» BRIEF: Could you rewrite all of the rows below, switching "rooftop" to "roof-mounted" wherever it occurs and changing nothing else? Leave the pictures out of your answer.

"""

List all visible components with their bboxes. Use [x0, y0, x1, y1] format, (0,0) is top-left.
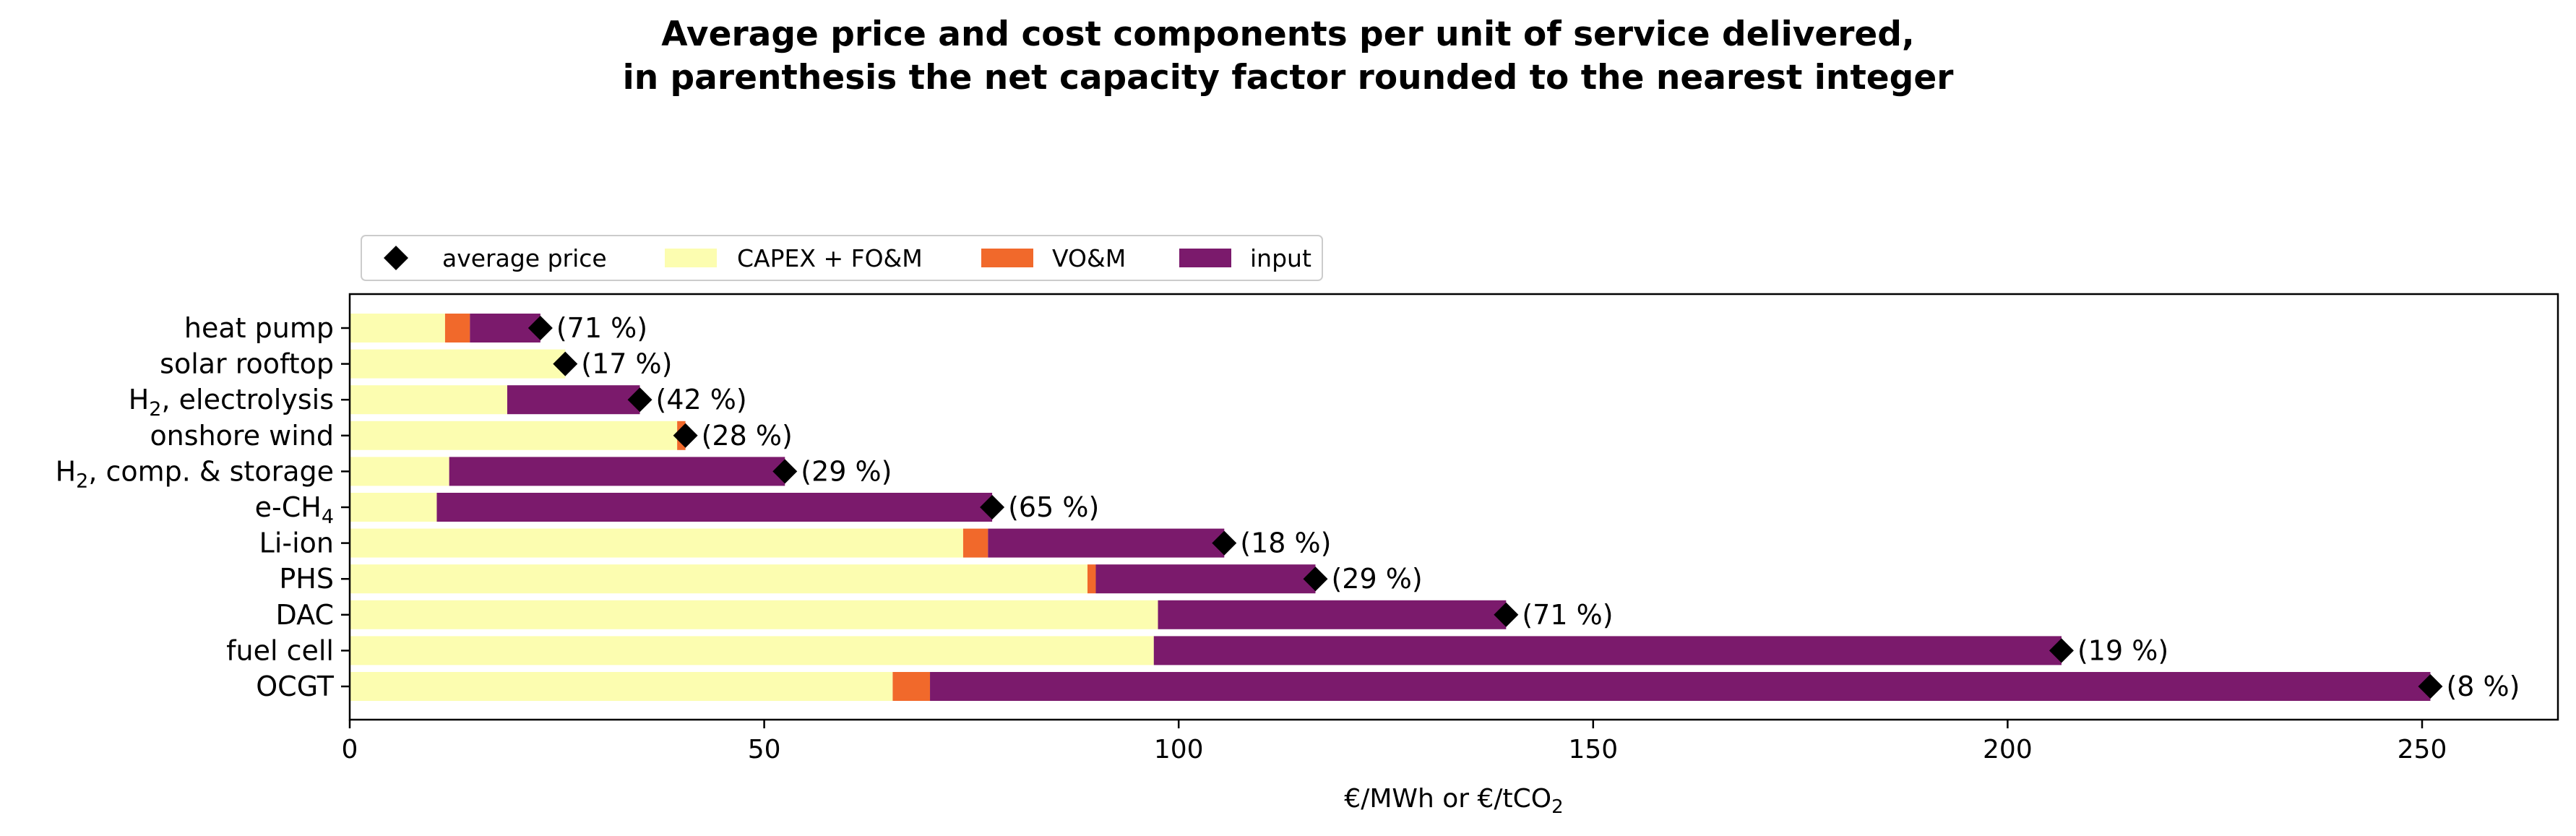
y-tick-label-ocgt: OCGT	[256, 671, 335, 702]
bar-input-dac	[1158, 600, 1507, 629]
chart-title-line-1: Average price and cost components per un…	[661, 14, 1915, 54]
y-tick-label-dac: DAC	[276, 599, 334, 631]
x-tick-label-100: 100	[1154, 735, 1204, 764]
avg-price-marker-e-ch	[980, 495, 1005, 520]
legend-capex-label: CAPEX + FO&M	[737, 244, 923, 272]
bar-series	[350, 314, 2431, 701]
capacity-factor-labels: (71 %)(17 %)(42 %)(28 %)(29 %)(65 %)(18 …	[556, 312, 2520, 702]
bar-capex-li-ion	[350, 528, 963, 558]
y-tick-label-h-electrolysis: H2, electrolysis	[129, 384, 334, 421]
bar-input-h-comp-storage	[449, 457, 785, 486]
bar-vom-li-ion	[962, 528, 988, 558]
x-axis-label: €/MWh or €/tCO2	[1344, 784, 1563, 818]
legend-box	[361, 235, 1323, 281]
y-tick-label-heat-pump: heat pump	[184, 312, 334, 344]
bar-input-h-electrolysis	[507, 385, 640, 415]
legend-input-swatch	[1179, 249, 1231, 267]
x-axis: 0 50 100 150 200 250	[342, 720, 2447, 764]
bar-capex-phs	[350, 564, 1088, 594]
legend: average price CAPEX + FO&M VO&M input	[361, 235, 1323, 281]
capacity-factor-label-solar-rooftop: (17 %)	[581, 348, 672, 380]
legend-input-label: input	[1250, 244, 1311, 272]
legend-capex-swatch	[665, 249, 717, 267]
average-price-markers	[527, 316, 2443, 699]
legend-vom-label: VO&M	[1052, 244, 1126, 272]
bar-capex-dac	[350, 600, 1158, 629]
bar-input-ocgt	[930, 672, 2431, 701]
capacity-factor-label-e-ch: (65 %)	[1008, 491, 1099, 523]
legend-vom-swatch	[981, 249, 1033, 267]
capacity-factor-label-fuel-cell: (19 %)	[2077, 634, 2168, 666]
capacity-factor-label-onshore-wind: (28 %)	[702, 420, 793, 452]
y-tick-label-onshore-wind: onshore wind	[150, 420, 334, 452]
avg-price-marker-heat-pump	[527, 316, 553, 340]
avg-price-marker-fuel-cell	[2049, 638, 2074, 663]
bar-capex-fuel-cell	[350, 636, 1154, 665]
bar-input-e-ch	[436, 493, 993, 522]
bar-vom-phs	[1087, 564, 1096, 594]
x-tick-label-150: 150	[1568, 735, 1618, 764]
x-tick-label-250: 250	[2398, 735, 2447, 764]
y-axis: heat pump solar rooftop H2, electrolysison…	[56, 312, 350, 702]
bar-capex-h-electrolysis	[350, 385, 507, 415]
bar-vom-ocgt	[892, 672, 931, 701]
avg-price-marker-dac	[1494, 602, 1519, 627]
bar-capex-heat-pump	[350, 314, 445, 342]
avg-price-marker-h-electrolysis	[627, 387, 652, 413]
bar-vom-heat-pump	[444, 314, 470, 342]
y-tick-label-fuel-cell: fuel cell	[226, 634, 334, 666]
capacity-factor-label-li-ion: (18 %)	[1240, 527, 1331, 559]
avg-price-marker-ocgt	[2418, 674, 2443, 699]
avg-price-marker-li-ion	[1212, 530, 1237, 556]
y-tick-label-e-ch: e-CH4	[255, 491, 334, 528]
legend-avg-price-label: average price	[442, 244, 607, 272]
y-tick-label-h-comp-storage: H2, comp. & storage	[56, 455, 334, 492]
y-tick-label-phs: PHS	[279, 563, 334, 595]
avg-price-marker-solar-rooftop	[553, 351, 578, 376]
bar-input-li-ion	[988, 528, 1225, 558]
legend-avg-price-marker	[384, 246, 408, 270]
bar-capex-solar-rooftop	[350, 349, 566, 379]
capacity-factor-label-ocgt: (8 %)	[2446, 671, 2520, 702]
avg-price-marker-onshore-wind	[673, 423, 698, 448]
x-tick-label-200: 200	[1983, 735, 2033, 764]
y-tick-label-li-ion: Li-ion	[259, 527, 334, 559]
bar-capex-h-comp-storage	[350, 457, 449, 486]
capacity-factor-label-h-comp-storage: (29 %)	[801, 455, 892, 487]
capacity-factor-label-h-electrolysis: (42 %)	[656, 384, 747, 415]
chart-title-line-2: in parenthesis the net capacity factor r…	[622, 58, 1954, 98]
capacity-factor-label-phs: (29 %)	[1331, 563, 1422, 595]
bar-capex-onshore-wind	[350, 421, 678, 450]
bar-capex-e-ch	[350, 493, 437, 522]
avg-price-marker-phs	[1303, 566, 1328, 592]
capacity-factor-label-heat-pump: (71 %)	[556, 312, 647, 344]
y-tick-label-solar-rooftop: solar rooftop	[160, 348, 334, 380]
bar-input-phs	[1095, 564, 1316, 594]
x-tick-label-50: 50	[748, 735, 781, 764]
capacity-factor-label-dac: (71 %)	[1522, 599, 1613, 631]
avg-price-marker-h-comp-storage	[772, 459, 798, 484]
bar-input-fuel-cell	[1153, 636, 2062, 665]
x-tick-label-0: 0	[342, 735, 358, 764]
bar-capex-ocgt	[350, 672, 893, 701]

"""

» OUTPUT FOR THIS TASK:
List all visible components with their bboxes. Use [x0, y0, x1, y1] format, (0,0) is top-left.
y-tick-label-ocgt: OCGT	[256, 671, 335, 702]
bar-input-dac	[1158, 600, 1507, 629]
chart-title-line-1: Average price and cost components per un…	[661, 14, 1915, 54]
y-tick-label-dac: DAC	[276, 599, 334, 631]
x-tick-label-100: 100	[1154, 735, 1204, 764]
avg-price-marker-e-ch	[980, 495, 1005, 520]
legend-capex-label: CAPEX + FO&M	[737, 244, 923, 272]
bar-series	[350, 314, 2431, 701]
capacity-factor-labels: (71 %)(17 %)(42 %)(28 %)(29 %)(65 %)(18 …	[556, 312, 2520, 702]
bar-capex-li-ion	[350, 528, 963, 558]
y-tick-label-h-electrolysis: H2, electrolysis	[129, 384, 334, 421]
bar-input-h-comp-storage	[449, 457, 785, 486]
bar-vom-li-ion	[962, 528, 988, 558]
x-axis-label: €/MWh or €/tCO2	[1344, 784, 1563, 818]
legend-box	[361, 235, 1323, 281]
y-tick-label-heat-pump: heat pump	[184, 312, 334, 344]
bar-input-h-electrolysis	[507, 385, 640, 415]
legend-input-swatch	[1179, 249, 1231, 267]
x-axis: 0 50 100 150 200 250	[342, 720, 2447, 764]
bar-capex-phs	[350, 564, 1088, 594]
legend: average price CAPEX + FO&M VO&M input	[361, 235, 1323, 281]
capacity-factor-label-solar-roof-mounted: (17 %)	[581, 348, 672, 380]
legend-input-label: input	[1250, 244, 1311, 272]
legend-capex-swatch	[665, 249, 717, 267]
average-price-markers	[527, 316, 2443, 699]
legend-vom-label: VO&M	[1052, 244, 1126, 272]
bar-capex-dac	[350, 600, 1158, 629]
bar-input-ocgt	[930, 672, 2431, 701]
capacity-factor-label-e-ch: (65 %)	[1008, 491, 1099, 523]
legend-vom-swatch	[981, 249, 1033, 267]
capacity-factor-label-fuel-cell: (19 %)	[2077, 634, 2168, 666]
capacity-factor-label-onshore-wind: (28 %)	[702, 420, 793, 452]
y-tick-label-onshore-wind: onshore wind	[150, 420, 334, 452]
avg-price-marker-heat-pump	[527, 316, 553, 340]
avg-price-marker-fuel-cell	[2049, 638, 2074, 663]
bar-capex-fuel-cell	[350, 636, 1154, 665]
bar-input-e-ch	[436, 493, 993, 522]
bar-vom-phs	[1087, 564, 1096, 594]
x-tick-label-150: 150	[1568, 735, 1618, 764]
x-tick-label-250: 250	[2398, 735, 2447, 764]
y-axis: heat pump solar roof-mounted H2, electrolysison…	[56, 312, 350, 702]
bar-capex-h-electrolysis	[350, 385, 507, 415]
bar-vom-ocgt	[892, 672, 931, 701]
avg-price-marker-dac	[1494, 602, 1519, 627]
bar-capex-heat-pump	[350, 314, 445, 342]
avg-price-marker-h-electrolysis	[627, 387, 652, 413]
bar-vom-heat-pump	[444, 314, 470, 342]
y-tick-label-fuel-cell: fuel cell	[226, 634, 334, 666]
capacity-factor-label-li-ion: (18 %)	[1240, 527, 1331, 559]
avg-price-marker-ocgt	[2418, 674, 2443, 699]
avg-price-marker-li-ion	[1212, 530, 1237, 556]
y-tick-label-e-ch: e-CH4	[255, 491, 334, 528]
legend-avg-price-label: average price	[442, 244, 607, 272]
y-tick-label-h-comp-storage: H2, comp. & storage	[56, 455, 334, 492]
y-tick-label-phs: PHS	[279, 563, 334, 595]
avg-price-marker-solar-roof-mounted	[553, 351, 578, 376]
bar-input-li-ion	[988, 528, 1225, 558]
legend-avg-price-marker	[384, 246, 408, 270]
bar-capex-solar-roof-mounted	[350, 349, 566, 379]
capacity-factor-label-ocgt: (8 %)	[2446, 671, 2520, 702]
avg-price-marker-onshore-wind	[673, 423, 698, 448]
x-tick-label-200: 200	[1983, 735, 2033, 764]
y-tick-label-li-ion: Li-ion	[259, 527, 334, 559]
bar-capex-h-comp-storage	[350, 457, 449, 486]
capacity-factor-label-h-comp-storage: (29 %)	[801, 455, 892, 487]
capacity-factor-label-h-electrolysis: (42 %)	[656, 384, 747, 415]
chart-title-line-2: in parenthesis the net capacity factor r…	[622, 58, 1954, 98]
capacity-factor-label-phs: (29 %)	[1331, 563, 1422, 595]
bar-capex-onshore-wind	[350, 421, 678, 450]
bar-capex-e-ch	[350, 493, 437, 522]
avg-price-marker-phs	[1303, 566, 1328, 592]
capacity-factor-label-heat-pump: (71 %)	[556, 312, 647, 344]
y-tick-label-solar-roof-mounted: solar roof-mounted	[160, 348, 334, 380]
bar-input-phs	[1095, 564, 1316, 594]
x-tick-label-50: 50	[748, 735, 781, 764]
capacity-factor-label-dac: (71 %)	[1522, 599, 1613, 631]
avg-price-marker-h-comp-storage	[772, 459, 798, 484]
bar-input-fuel-cell	[1153, 636, 2062, 665]
x-tick-label-0: 0	[342, 735, 358, 764]
bar-capex-ocgt	[350, 672, 893, 701]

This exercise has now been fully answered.